— What you need to do —
Repeat every record below exactly, omitting any pictures.

— Available records —
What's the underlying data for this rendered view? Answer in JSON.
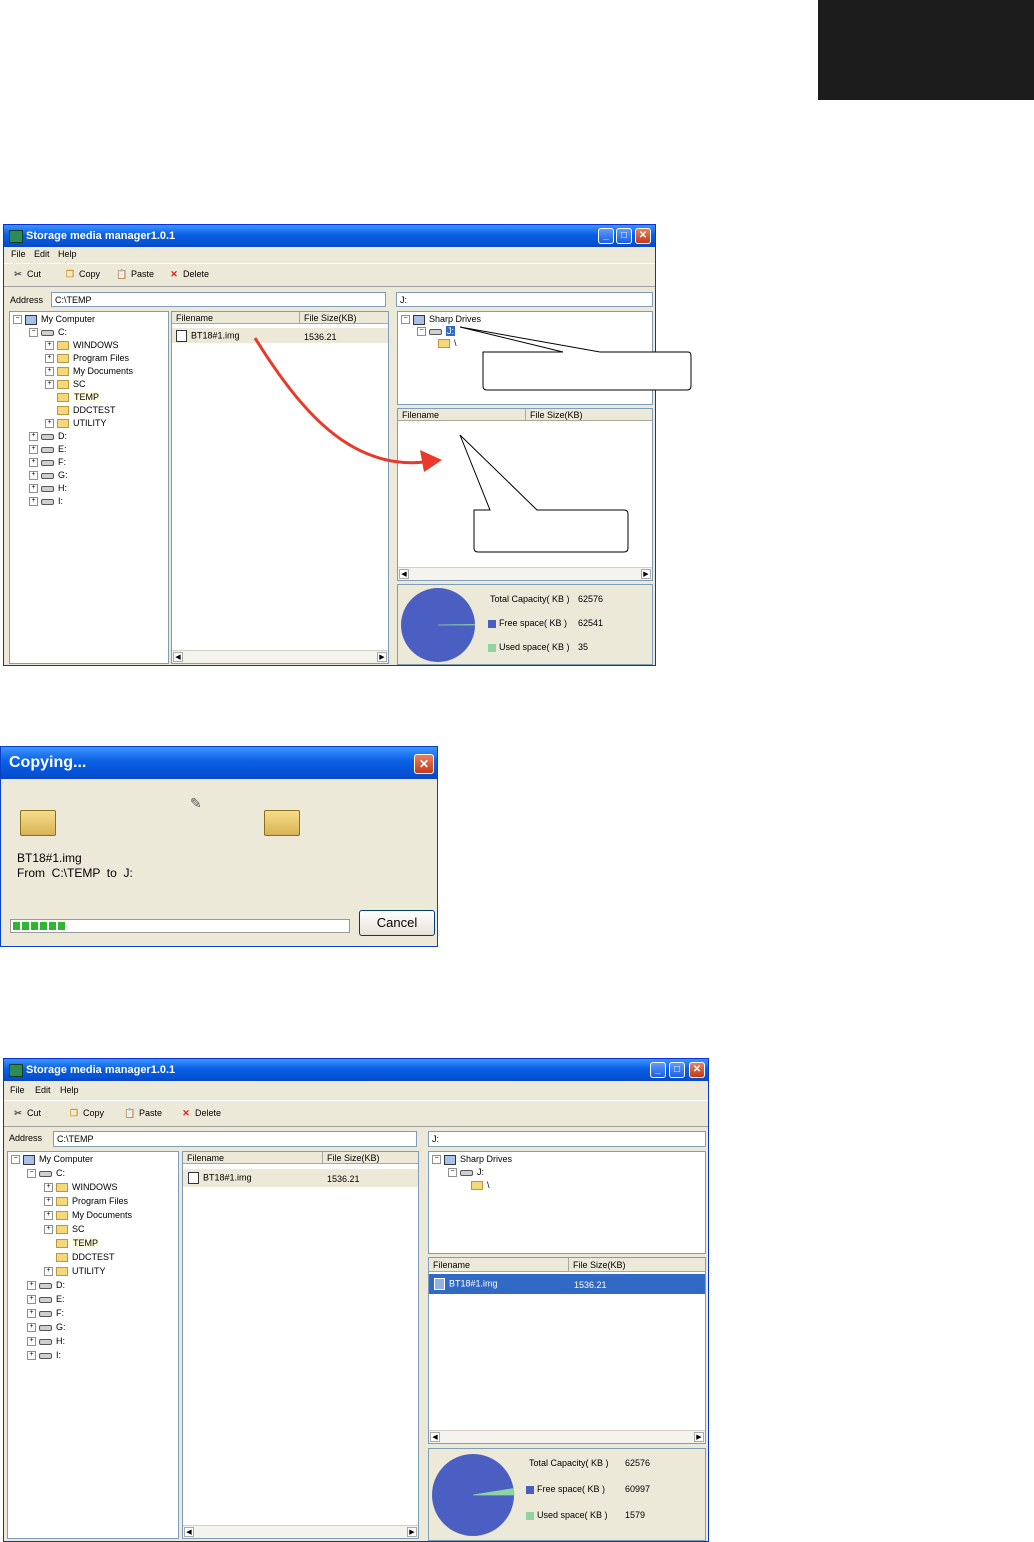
{
  "window1": {
    "title": "Storage media manager1.0.1",
    "menu": [
      "File",
      "Edit",
      "Help"
    ],
    "toolbar": [
      "Cut",
      "Copy",
      "Paste",
      "Delete"
    ],
    "address_label": "Address",
    "address_value": "C:\\TEMP",
    "right_path": "J:",
    "local_tree": {
      "root": "My Computer",
      "drive": "C:",
      "folders": [
        "WINDOWS",
        "Program Files",
        "My Documents",
        "SC",
        "TEMP",
        "DDCTEST",
        "UTILITY"
      ],
      "other_drives": [
        "D:",
        "E:",
        "F:",
        "G:",
        "H:",
        "I:"
      ]
    },
    "file_columns": [
      "Filename",
      "File Size(KB)"
    ],
    "files": [
      {
        "name": "BT18#1.img",
        "size": "1536.21"
      }
    ],
    "sharp_tree": {
      "root": "Sharp Drives",
      "drive": "J:",
      "folder": "\\"
    },
    "dest_columns": [
      "Filename",
      "File Size(KB)"
    ],
    "dest_files": [],
    "capacity": {
      "total_label": "Total Capacity( KB )",
      "total": "62576",
      "free_label": "Free space( KB )",
      "free": "62541",
      "used_label": "Used space( KB )",
      "used": "35"
    }
  },
  "copy_dialog": {
    "title": "Copying...",
    "filename": "BT18#1.img",
    "from_text": "From  C:\\TEMP  to  J:",
    "cancel_label": "Cancel",
    "progress_fraction": 0.16
  },
  "window2": {
    "title": "Storage media manager1.0.1",
    "menu": [
      "File",
      "Edit",
      "Help"
    ],
    "toolbar": [
      "Cut",
      "Copy",
      "Paste",
      "Delete"
    ],
    "address_label": "Address",
    "address_value": "C:\\TEMP",
    "right_path": "J:",
    "local_tree": {
      "root": "My Computer",
      "drive": "C:",
      "folders": [
        "WINDOWS",
        "Program Files",
        "My Documents",
        "SC",
        "TEMP",
        "DDCTEST",
        "UTILITY"
      ],
      "other_drives": [
        "D:",
        "E:",
        "F:",
        "G:",
        "H:",
        "I:"
      ]
    },
    "file_columns": [
      "Filename",
      "File Size(KB)"
    ],
    "files": [
      {
        "name": "BT18#1.img",
        "size": "1536.21"
      }
    ],
    "sharp_tree": {
      "root": "Sharp Drives",
      "drive": "J:",
      "folder": "\\"
    },
    "dest_columns": [
      "Filename",
      "File Size(KB)"
    ],
    "dest_files": [
      {
        "name": "BT18#1.img",
        "size": "1536.21"
      }
    ],
    "capacity": {
      "total_label": "Total Capacity( KB )",
      "total": "62576",
      "free_label": "Free space( KB )",
      "free": "60997",
      "used_label": "Used space( KB )",
      "used": "1579"
    }
  },
  "colors": {
    "pie_free": "#4a5fc1",
    "pie_used": "#8fd4a0",
    "selection": "#316ac5",
    "arrow": "#e8392a"
  }
}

— Reply to the exercise —
What's the underlying data for this rendered view? Answer in JSON.
{
  "window1": {
    "title": "Storage media manager1.0.1",
    "menu": [
      "File",
      "Edit",
      "Help"
    ],
    "toolbar": [
      "Cut",
      "Copy",
      "Paste",
      "Delete"
    ],
    "address_label": "Address",
    "address_value": "C:\\TEMP",
    "right_path": "J:",
    "local_tree": {
      "root": "My Computer",
      "drive": "C:",
      "folders": [
        "WINDOWS",
        "Program Files",
        "My Documents",
        "SC",
        "TEMP",
        "DDCTEST",
        "UTILITY"
      ],
      "other_drives": [
        "D:",
        "E:",
        "F:",
        "G:",
        "H:",
        "I:"
      ]
    },
    "file_columns": [
      "Filename",
      "File Size(KB)"
    ],
    "files": [
      {
        "name": "BT18#1.img",
        "size": "1536.21"
      }
    ],
    "sharp_tree": {
      "root": "Sharp Drives",
      "drive": "J:",
      "folder": "\\"
    },
    "dest_columns": [
      "Filename",
      "File Size(KB)"
    ],
    "dest_files": [],
    "capacity": {
      "total_label": "Total Capacity( KB )",
      "total": "62576",
      "free_label": "Free space( KB )",
      "free": "62541",
      "used_label": "Used space( KB )",
      "used": "35"
    }
  },
  "copy_dialog": {
    "title": "Copying...",
    "filename": "BT18#1.img",
    "from_text": "From  C:\\TEMP  to  J:",
    "cancel_label": "Cancel",
    "progress_fraction": 0.16
  },
  "window2": {
    "title": "Storage media manager1.0.1",
    "menu": [
      "File",
      "Edit",
      "Help"
    ],
    "toolbar": [
      "Cut",
      "Copy",
      "Paste",
      "Delete"
    ],
    "address_label": "Address",
    "address_value": "C:\\TEMP",
    "right_path": "J:",
    "local_tree": {
      "root": "My Computer",
      "drive": "C:",
      "folders": [
        "WINDOWS",
        "Program Files",
        "My Documents",
        "SC",
        "TEMP",
        "DDCTEST",
        "UTILITY"
      ],
      "other_drives": [
        "D:",
        "E:",
        "F:",
        "G:",
        "H:",
        "I:"
      ]
    },
    "file_columns": [
      "Filename",
      "File Size(KB)"
    ],
    "files": [
      {
        "name": "BT18#1.img",
        "size": "1536.21"
      }
    ],
    "sharp_tree": {
      "root": "Sharp Drives",
      "drive": "J:",
      "folder": "\\"
    },
    "dest_columns": [
      "Filename",
      "File Size(KB)"
    ],
    "dest_files": [
      {
        "name": "BT18#1.img",
        "size": "1536.21"
      }
    ],
    "capacity": {
      "total_label": "Total Capacity( KB )",
      "total": "62576",
      "free_label": "Free space( KB )",
      "free": "60997",
      "used_label": "Used space( KB )",
      "used": "1579"
    }
  },
  "colors": {
    "pie_free": "#4a5fc1",
    "pie_used": "#8fd4a0",
    "selection": "#316ac5",
    "arrow": "#e8392a"
  }
}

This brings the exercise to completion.